- [Stated task 1]: In the records, substitute "macd-bar" for "macd-histogram-bar" in the stretch from the line containing "rsi-title[interactable]: RSI: [5, 436, 18, 445]" through the line containing "price-tag[interactable]: [890, 76, 932, 87]", leaving everything else unchanged, and give back only those lines.

- [Excerpted passage]:
RStudio Server is offered to all Quest users on the Analytics Nodes and is a convenient, browser-based option for R users. Because the Analytics Nodes are a shared resource, you are limited in what kind of workflows are appropriate to run on this resource. Moreover, your experience using RStudio Server may be slower or unstable due to the activity of other users. Especially, if you are working with large datasets, you may find yourself crashing your RStudio session on the Analytics Nodes.

To that end, users can run RStudio Server (preferred) or RStudio Desktop on the Quest compute nodes, where you can reserve memory and CPU resources and do not have to share resources with other users.

RStudio Server

RStudio Server can be launched and run on a Quest compute node through an interactive job or batch job on Quest.

To schedule the interactive job from the command line on Quest, ssh into a login node and type:

srun -A <allocation_name> -p <queue_name> -N 1 --ntasks-per-node=1 --mem-per-cpu=4G --time=04:00:00 --pty bash -l

This example requests a single core for a 4 hour job. Substitute an active allocation name and queue name, for example if using allocation p12345 this might be:

srun -A p12345 -p short -N 1 --ntasks-per-node=1 --mem-per-cpu=4G --time=04:00:00 --pty bash -l

Note that the more cores requested, the longer the wait for the interactive session to start. Do not request more than 1 node for RStudio Server sessions.

Once the session begins, get the name of the compute node the session has landed on by running the command hostname, e.g.,

$ hostname

Next, load the version of R you would like to run and any additional modules that you need for installing or using certain R packages, e.g.,

[qnode0372 ~]$ module purge
[qnode0372 ~]$ module load R/4.2.0
[qnode0372 ~]$ module load geos/3.8.1

After you have loaded these modules, load the rstudio-server/2023.06 module, which will display to you a short hand version of the instructions that you see here.

Stored dataset items
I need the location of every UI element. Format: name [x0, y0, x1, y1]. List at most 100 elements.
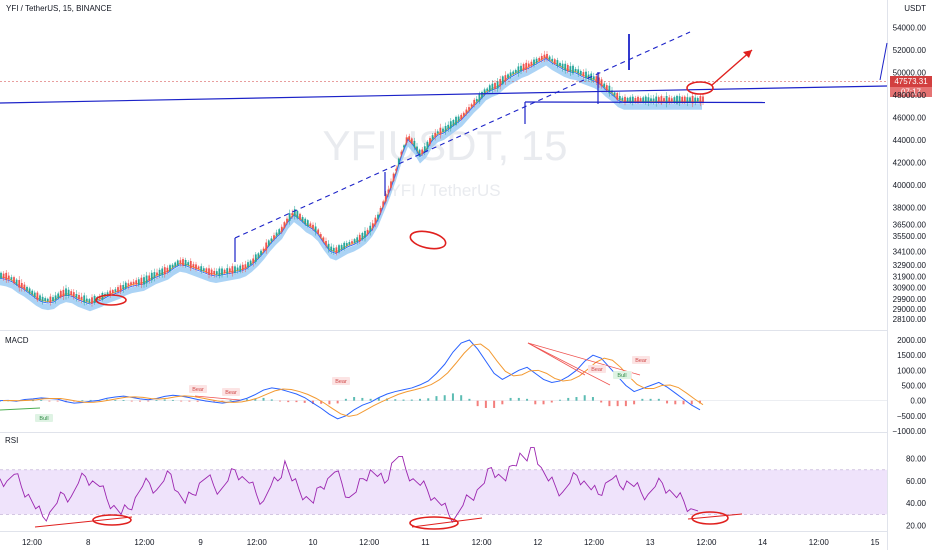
rsi-title[interactable]: RSI: [5, 436, 18, 445]
annotation-circle[interactable]: [95, 294, 127, 306]
rsi-tick-label: 20.00: [906, 521, 927, 530]
candle-body: [0, 272, 2, 279]
candle-body: [514, 69, 517, 73]
candle-body: [78, 294, 80, 300]
candle-body: [252, 258, 255, 263]
macd-tick-label: 500.00: [902, 382, 927, 391]
annotation-circle[interactable]: [92, 514, 132, 526]
candle-body: [57, 293, 60, 299]
trend-line-support[interactable]: [0, 85, 888, 104]
macd-histogram-bar: [690, 400, 693, 405]
macd-histogram-bar: [509, 397, 512, 401]
horizontal-line[interactable]: [524, 101, 766, 104]
dashed-trend-line[interactable]: [234, 31, 691, 239]
macd-histogram-bar: [476, 400, 479, 407]
symbol-title[interactable]: YFI / TetherUS, 15, BINANCE: [6, 4, 112, 13]
rsi-trend-line[interactable]: [687, 513, 743, 520]
projection-arrow[interactable]: [711, 49, 753, 86]
price-tag[interactable]: [890, 76, 932, 87]
candle-body: [273, 235, 275, 239]
time-axis[interactable]: 12:00 8 12:00 9 12:00 10 12:00 11 12:00 12 12:00 13…: [22, 538, 880, 547]
macd-histogram-bar: [353, 397, 356, 401]
macd-title[interactable]: MACD: [5, 336, 29, 345]
macd-divergence-line: [527, 342, 611, 386]
macd-histogram-bar: [320, 400, 323, 404]
candle-body: [143, 277, 145, 285]
candle-body: [527, 63, 530, 67]
candle-body: [124, 282, 127, 289]
price-tick-label: 50000.00: [893, 68, 927, 77]
macd-tick-label: 1500.00: [897, 351, 926, 360]
macd-histogram-bar: [81, 400, 84, 402]
macd-histogram-bar: [699, 400, 701, 404]
candle-body: [572, 65, 574, 74]
rsi-trend-line[interactable]: [34, 516, 133, 528]
candle-body: [299, 213, 301, 220]
macd-histogram-bar: [377, 397, 380, 401]
candle-body: [569, 66, 572, 72]
candle-body: [7, 275, 10, 280]
macd-histogram-bar: [559, 399, 561, 401]
macd-histogram-bar: [114, 399, 117, 401]
candle-body: [507, 74, 509, 78]
candle-body: [642, 97, 645, 103]
candle-body: [312, 224, 314, 229]
candle-body: [231, 266, 234, 274]
price-axis[interactable]: 54000.00 52000.00 50000.00 48000.00 46000.00…: [893, 23, 927, 324]
candle-body: [702, 96, 704, 103]
candle-body: [444, 125, 447, 132]
candle-body: [358, 234, 361, 242]
rsi-axis[interactable]: 80.00 60.00 40.00 20.00: [906, 455, 927, 531]
currency-label[interactable]: USDT: [904, 4, 926, 13]
candle-body: [5, 272, 8, 281]
candle-body: [283, 222, 286, 228]
candle-body: [447, 124, 450, 129]
candle-body: [631, 96, 634, 103]
candle-body: [192, 264, 195, 268]
candle-body: [470, 104, 473, 107]
bear-label-box: [189, 385, 207, 393]
time-tick-label: 12:00: [584, 538, 605, 547]
candle-body: [91, 297, 93, 304]
macd-histogram-bar: [633, 400, 636, 405]
annotation-circle[interactable]: [691, 511, 729, 525]
candle-body: [70, 291, 73, 296]
candle-body: [517, 66, 520, 74]
candle-body: [655, 96, 658, 103]
rsi-line: [0, 447, 699, 524]
annotation-circle[interactable]: [409, 516, 459, 530]
candle-body: [39, 295, 41, 301]
candle-body: [629, 97, 632, 103]
candle-body: [533, 59, 535, 65]
candle-body: [215, 271, 218, 275]
trend-drawings[interactable]: [0, 31, 888, 306]
candle-body: [592, 76, 595, 80]
candle-body: [213, 270, 216, 275]
rsi-tick-label: 40.00: [906, 499, 927, 508]
rsi-trend-line[interactable]: [411, 517, 483, 528]
annotation-circle[interactable]: [409, 228, 448, 251]
macd-histogram-bar: [583, 395, 586, 401]
candle-body: [145, 275, 148, 284]
candle-body: [10, 277, 13, 280]
macd-histogram-bar: [254, 398, 257, 401]
macd-histogram-bar: [139, 400, 141, 402]
macd-divergence-line: [527, 342, 641, 376]
candle-body: [171, 264, 174, 268]
price-tick-label: 36500.00: [893, 221, 927, 230]
edge-line[interactable]: [879, 42, 888, 81]
candle-body: [26, 286, 28, 291]
macd-histogram-bar: [608, 400, 611, 407]
candle-body: [566, 64, 569, 72]
annotation-circle[interactable]: [686, 81, 714, 95]
macd-histogram-bar: [435, 396, 438, 401]
candle-body: [616, 93, 619, 100]
candle-body: [174, 262, 177, 267]
rsi-drawings[interactable]: [34, 511, 743, 530]
candle-body: [369, 225, 372, 232]
arrow-head-icon: [743, 50, 752, 58]
macd-axis[interactable]: 2000.00 1500.00 1000.00 500.00 0.00 −500.00 −1…: [892, 336, 926, 436]
candle-body: [182, 259, 184, 266]
macd-histogram-bar: [460, 395, 463, 401]
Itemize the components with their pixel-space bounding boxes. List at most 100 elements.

- [Stated task 2]:
Answer these questions about the RStudio Server passage:
(a) How much memory per CPU do the example srun commands request?
(b) Which command reports the name of the compute node the session has landed on?
(c) Which rstudio-server module is loaded after the other modules?

- [Final answer 1]:
rsi-title[interactable]: RSI: [5, 436, 18, 445]
annotation-circle[interactable]: [95, 294, 127, 306]
rsi-tick-label: 20.00: [906, 521, 927, 530]
candle-body: [0, 272, 2, 279]
candle-body: [514, 69, 517, 73]
candle-body: [78, 294, 80, 300]
candle-body: [252, 258, 255, 263]
macd-tick-label: 500.00: [902, 382, 927, 391]
annotation-circle[interactable]: [92, 514, 132, 526]
candle-body: [57, 293, 60, 299]
trend-line-support[interactable]: [0, 85, 888, 104]
macd-bar: [690, 400, 693, 405]
macd-bar: [509, 397, 512, 401]
horizontal-line[interactable]: [524, 101, 766, 104]
dashed-trend-line[interactable]: [234, 31, 691, 239]
macd-bar: [476, 400, 479, 407]
symbol-title[interactable]: YFI / TetherUS, 15, BINANCE: [6, 4, 112, 13]
rsi-trend-line[interactable]: [687, 513, 743, 520]
projection-arrow[interactable]: [711, 49, 753, 86]
price-tag[interactable]: [890, 76, 932, 87]

- [Final answer 2]:
(a) 4G
(b) hostname
(c) rstudio-server/2023.06